_Page_.
--- start ---
CS's post, among others, is spot on. Denver, I know you are a good man...but
This "timeline" of [i]yours[/i] for how long it'll take HER to change her heart... is BS.
There's a fine line between a boundary and being controlling. Try to find it.
Sometimes, Hope can be paralyzing. That's when you spend your time "waiting"
but as CS points out you do NOT have to be "waiting"...Change, work on you, and stop the whole "how long am I waiting?" Mantra. (Get a new mantra!)
If it turns out that you cannot forgive this, or get past it, or let go of the fact that she is with OM, no one will judge you.
It's a deal breaker for some people, and some of us don't know what the dealbreakers are til we smash into them, face first. Then we say, "oh damn, THIS is MY dealbreaker...here..."
We get it. It's just that you need to make sure that's what it is, as opposed to the pride and punishing aspects (present in all of us).
Timeline??? FTR, I was sep for 2 years with some confusing touch & go's...I mean, come on Man....it's been what? 1/4 of that?
I had 2 girls at home and h was 3000 miles away and we had NO CONTACT for days at a time, til he came out of the fog...(that was about 16 months into it.)
The no contact for 7 days, will be harder for you than you expect. You asked what it would do for you or the situation?
--- end ---
_Material provided_.
--- start ---
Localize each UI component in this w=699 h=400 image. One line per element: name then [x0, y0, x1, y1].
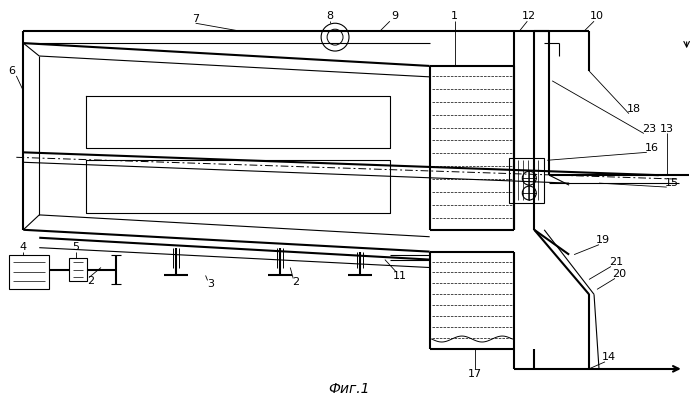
--- end ---
_What to do_.
1. Revise the post from "If it turns" to "months into it.)", replacing "sep" with "separated".
2. Answer these questions from the post.
(a) For how long does the writer say they were separated?
(b) How far away was h?
(c) For how many days does the post say the no contact will last?

_Results for the exercise_.
1.
If it turns out that you cannot forgive this, or get past it, or let go of the fact that she is with OM, no one will judge you.
It's a deal breaker for some people, and some of us don't know what the dealbreakers are til we smash into them, face first. Then we say, "oh damn, THIS is MY dealbreaker...here..."
We get it. It's just that you need to make sure that's what it is, as opposed to the pride and punishing aspects (present in all of us).
Timeline??? FTR, I was separated for 2 years with some confusing touch & go's...I mean, come on Man....it's been what? 1/4 of that?
I had 2 girls at home and h was 3000 miles away and we had NO CONTACT for days at a time, til he came out of the fog...(that was about 16 months into it.)

2.
(a) 2 years
(b) 3000 miles
(c) 7 days